**WORK TO COMPLETE**
Produce an exact transcription of the listing below, omitting the pictures.

_ _ _ _ _

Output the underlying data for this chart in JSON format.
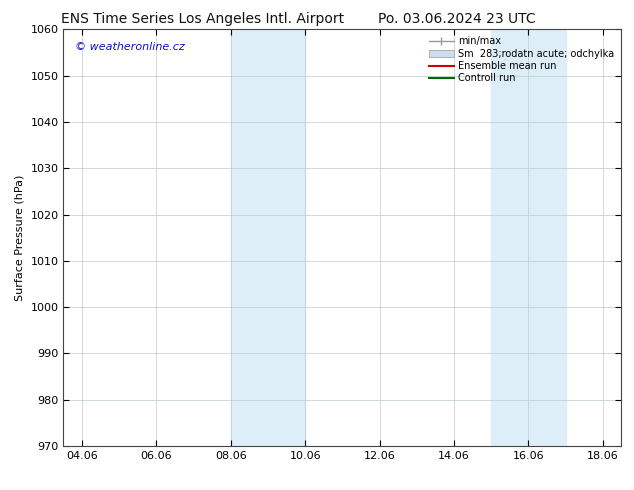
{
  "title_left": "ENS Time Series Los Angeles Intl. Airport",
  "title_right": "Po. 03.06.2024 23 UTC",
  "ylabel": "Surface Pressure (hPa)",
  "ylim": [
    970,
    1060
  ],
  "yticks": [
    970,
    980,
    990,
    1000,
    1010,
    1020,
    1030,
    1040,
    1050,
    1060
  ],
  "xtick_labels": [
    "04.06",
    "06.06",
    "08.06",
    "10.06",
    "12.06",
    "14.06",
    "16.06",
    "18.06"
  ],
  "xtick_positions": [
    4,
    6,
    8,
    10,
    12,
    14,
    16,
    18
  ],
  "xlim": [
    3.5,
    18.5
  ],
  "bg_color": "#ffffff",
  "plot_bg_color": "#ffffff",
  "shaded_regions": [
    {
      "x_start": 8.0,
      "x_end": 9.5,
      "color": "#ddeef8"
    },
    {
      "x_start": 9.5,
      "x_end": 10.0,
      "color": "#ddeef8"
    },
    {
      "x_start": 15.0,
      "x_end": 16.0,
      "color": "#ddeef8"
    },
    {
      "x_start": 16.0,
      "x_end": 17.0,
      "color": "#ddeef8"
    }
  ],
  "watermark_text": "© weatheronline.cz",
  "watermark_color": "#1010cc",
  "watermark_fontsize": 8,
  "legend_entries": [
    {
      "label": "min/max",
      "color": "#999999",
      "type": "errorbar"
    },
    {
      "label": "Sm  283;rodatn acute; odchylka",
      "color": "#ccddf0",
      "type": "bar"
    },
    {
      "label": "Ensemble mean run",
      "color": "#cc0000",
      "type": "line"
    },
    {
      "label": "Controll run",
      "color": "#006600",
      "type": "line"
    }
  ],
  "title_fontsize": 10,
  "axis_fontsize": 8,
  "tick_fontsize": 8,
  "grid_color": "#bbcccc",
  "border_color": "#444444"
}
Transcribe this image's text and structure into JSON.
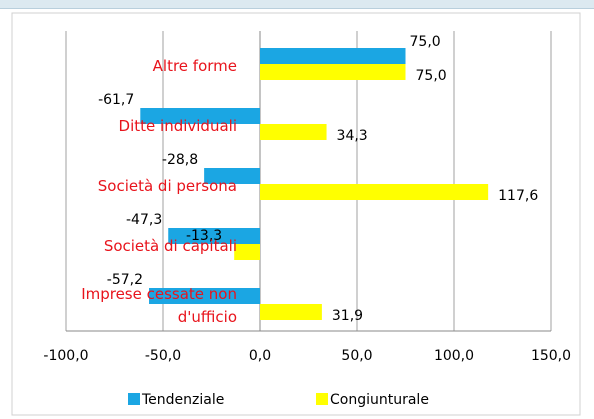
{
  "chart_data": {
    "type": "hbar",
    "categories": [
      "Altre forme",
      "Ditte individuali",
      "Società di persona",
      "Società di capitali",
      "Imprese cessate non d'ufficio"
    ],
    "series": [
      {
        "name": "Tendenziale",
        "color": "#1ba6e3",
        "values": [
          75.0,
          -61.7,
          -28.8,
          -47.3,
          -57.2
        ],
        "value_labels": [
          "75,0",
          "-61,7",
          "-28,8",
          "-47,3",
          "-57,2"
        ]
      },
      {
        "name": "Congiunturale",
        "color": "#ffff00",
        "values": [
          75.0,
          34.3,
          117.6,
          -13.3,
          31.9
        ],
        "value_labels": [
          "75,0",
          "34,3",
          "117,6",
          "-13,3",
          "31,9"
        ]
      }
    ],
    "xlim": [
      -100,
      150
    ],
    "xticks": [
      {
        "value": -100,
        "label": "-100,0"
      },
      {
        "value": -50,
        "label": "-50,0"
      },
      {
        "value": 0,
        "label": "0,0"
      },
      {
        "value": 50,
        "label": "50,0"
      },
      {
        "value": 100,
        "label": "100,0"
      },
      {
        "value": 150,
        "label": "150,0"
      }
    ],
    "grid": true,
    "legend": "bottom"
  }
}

_ _ _ _ _

**SOLUTION TO THIS EXERCISE**
Output the underlying data for this chart in JSON format.
{
  "title_left": "ENS Time Series Los Angeles Intl. Airport",
  "title_right": "Po. 03.06.2024 23 UTC",
  "ylabel": "Surface Pressure (hPa)",
  "ylim": [
    970,
    1060
  ],
  "yticks": [
    970,
    980,
    990,
    1000,
    1010,
    1020,
    1030,
    1040,
    1050,
    1060
  ],
  "xtick_labels": [
    "04.06",
    "06.06",
    "08.06",
    "10.06",
    "12.06",
    "14.06",
    "16.06",
    "18.06"
  ],
  "xtick_positions": [
    4,
    6,
    8,
    10,
    12,
    14,
    16,
    18
  ],
  "xlim": [
    3.5,
    18.5
  ],
  "bg_color": "#ffffff",
  "plot_bg_color": "#ffffff",
  "shaded_regions": [
    {
      "x_start": 8.0,
      "x_end": 9.5,
      "color": "#ddeef8"
    },
    {
      "x_start": 9.5,
      "x_end": 10.0,
      "color": "#ddeef8"
    },
    {
      "x_start": 15.0,
      "x_end": 16.0,
      "color": "#ddeef8"
    },
    {
      "x_start": 16.0,
      "x_end": 17.0,
      "color": "#ddeef8"
    }
  ],
  "watermark_text": "© weatheronline.cz",
  "watermark_color": "#1010cc",
  "watermark_fontsize": 8,
  "legend_entries": [
    {
      "label": "min/max",
      "color": "#999999",
      "type": "errorbar"
    },
    {
      "label": "Sm  283;rodatn acute; odchylka",
      "color": "#ccddf0",
      "type": "bar"
    },
    {
      "label": "Ensemble mean run",
      "color": "#cc0000",
      "type": "line"
    },
    {
      "label": "Controll run",
      "color": "#006600",
      "type": "line"
    }
  ],
  "title_fontsize": 10,
  "axis_fontsize": 8,
  "tick_fontsize": 8,
  "grid_color": "#bbcccc",
  "border_color": "#444444"
}
Transcribe this image's text and structure into JSON.
{
  "chart_data": {
    "type": "hbar",
    "categories": [
      "Altre forme",
      "Ditte individuali",
      "Società di persona",
      "Società di capitali",
      "Imprese cessate non d'ufficio"
    ],
    "series": [
      {
        "name": "Tendenziale",
        "color": "#1ba6e3",
        "values": [
          75.0,
          -61.7,
          -28.8,
          -47.3,
          -57.2
        ],
        "value_labels": [
          "75,0",
          "-61,7",
          "-28,8",
          "-47,3",
          "-57,2"
        ]
      },
      {
        "name": "Congiunturale",
        "color": "#ffff00",
        "values": [
          75.0,
          34.3,
          117.6,
          -13.3,
          31.9
        ],
        "value_labels": [
          "75,0",
          "34,3",
          "117,6",
          "-13,3",
          "31,9"
        ]
      }
    ],
    "xlim": [
      -100,
      150
    ],
    "xticks": [
      {
        "value": -100,
        "label": "-100,0"
      },
      {
        "value": -50,
        "label": "-50,0"
      },
      {
        "value": 0,
        "label": "0,0"
      },
      {
        "value": 50,
        "label": "50,0"
      },
      {
        "value": 100,
        "label": "100,0"
      },
      {
        "value": 150,
        "label": "150,0"
      }
    ],
    "grid": true,
    "legend": "bottom"
  }
}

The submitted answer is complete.